> [TASK STATEMENT] Rewrite every line of the records below as a numbered list, skipping any blank lines. Leave the pictures out of your answer.

> [SOURCE RECORDS]
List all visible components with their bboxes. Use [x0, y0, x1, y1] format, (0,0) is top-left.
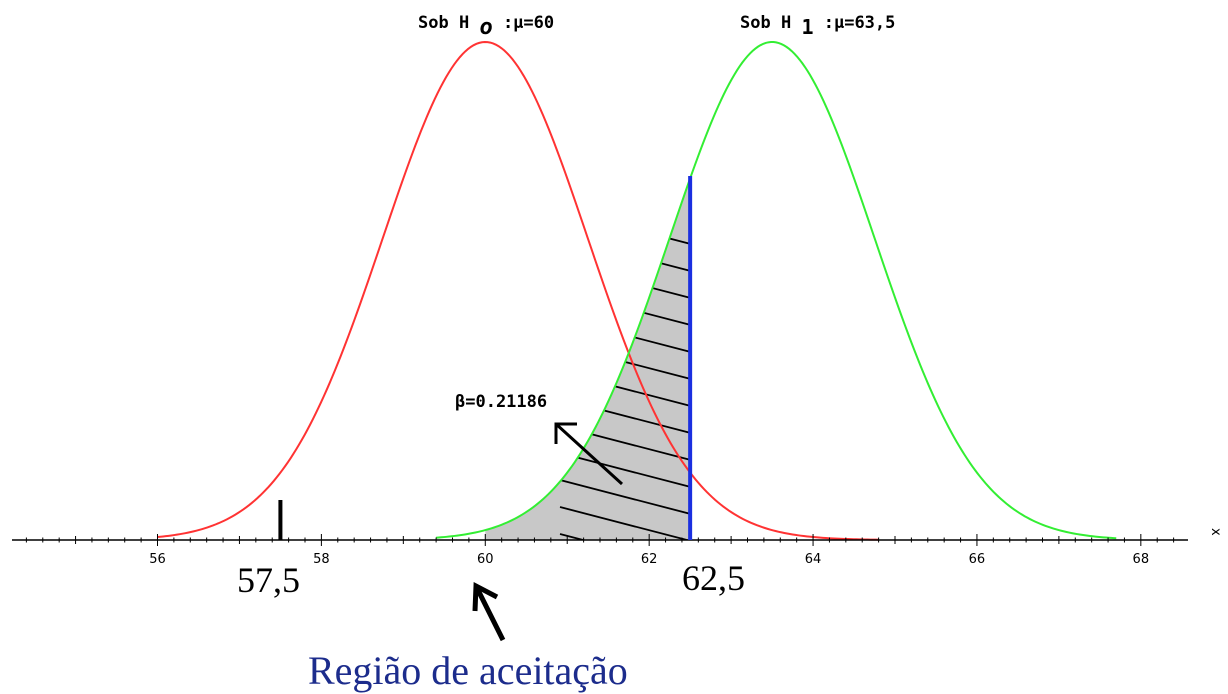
curve-h1 — [436, 41, 1117, 540]
x-tick-label: 58 — [313, 552, 330, 567]
hatch-line — [559, 425, 691, 479]
lower-critical-value-label: 57,5 — [237, 560, 300, 600]
hatch-line — [559, 452, 691, 506]
acceptance-region-arrow — [472, 581, 506, 642]
x-tick-label: 60 — [477, 552, 494, 567]
beta-shaded-area — [485, 178, 691, 540]
x-tick-label: 64 — [805, 552, 822, 567]
hatch-line — [559, 506, 691, 540]
h1-curve-label: Sob H 1 :μ=63,5 — [740, 13, 895, 39]
hatch-line — [559, 479, 691, 533]
beta-annotation: β=0.21186 — [455, 392, 547, 412]
x-tick-label: 68 — [1133, 552, 1150, 567]
x-axis: 56 58 60 62 64 66 68 x — [12, 528, 1223, 567]
upper-critical-value-label: 62,5 — [682, 558, 745, 598]
beta-arrow — [554, 422, 624, 486]
x-tick-label: 62 — [641, 552, 658, 567]
beta-area-fill — [485, 178, 691, 540]
curve-h0 — [157, 41, 879, 541]
hatch-line — [559, 209, 691, 263]
acceptance-region-label: Região de aceitação — [308, 648, 628, 693]
x-axis-label: x — [1208, 528, 1223, 536]
x-tick-label: 56 — [149, 552, 166, 567]
x-tick-label: 66 — [969, 552, 986, 567]
h0-curve-label: Sob H o :μ=60 — [418, 13, 554, 40]
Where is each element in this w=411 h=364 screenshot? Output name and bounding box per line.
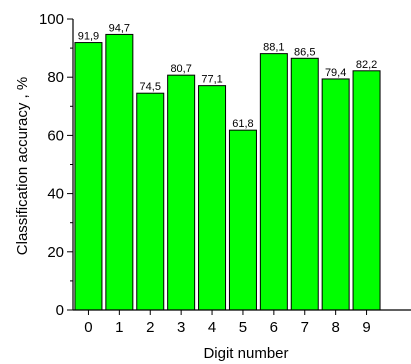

> [CORRECT RESPONSE]
1. List all visible components with their bboxes. Use [x0, y0, x1, y1] format, (0,0) is top-left.
2. curve-h1 — [436, 41, 1117, 540]
3. x-tick-label: 58 — [313, 552, 330, 567]
4. hatch-line — [559, 425, 691, 479]
5. lower-critical-value-label: 57,5 — [237, 560, 300, 600]
6. hatch-line — [559, 452, 691, 506]
7. acceptance-region-arrow — [472, 581, 506, 642]
8. x-tick-label: 60 — [477, 552, 494, 567]
9. beta-shaded-area — [485, 178, 691, 540]
10. x-tick-label: 64 — [805, 552, 822, 567]
11. hatch-line — [559, 506, 691, 540]
12. h1-curve-label: Sob H 1 :μ=63,5 — [740, 13, 895, 39]
13. hatch-line — [559, 479, 691, 533]
14. beta-annotation: β=0.21186 — [455, 392, 547, 412]
15. x-tick-label: 68 — [1133, 552, 1150, 567]
16. x-axis: 56 58 60 62 64 66 68 x — [12, 528, 1223, 567]
17. upper-critical-value-label: 62,5 — [682, 558, 745, 598]
18. beta-arrow — [554, 422, 624, 486]
19. x-tick-label: 62 — [641, 552, 658, 567]
20. beta-area-fill — [485, 178, 691, 540]
21. curve-h0 — [157, 41, 879, 541]
22. hatch-line — [559, 209, 691, 263]
23. acceptance-region-label: Região de aceitação — [308, 648, 628, 693]
24. x-axis-label: x — [1208, 528, 1223, 536]
25. x-tick-label: 56 — [149, 552, 166, 567]
26. x-tick-label: 66 — [969, 552, 986, 567]
27. h0-curve-label: Sob H o :μ=60 — [418, 13, 554, 40]
28. Where is each element in this w=411 h=364 screenshot? Output name and bounding box per line.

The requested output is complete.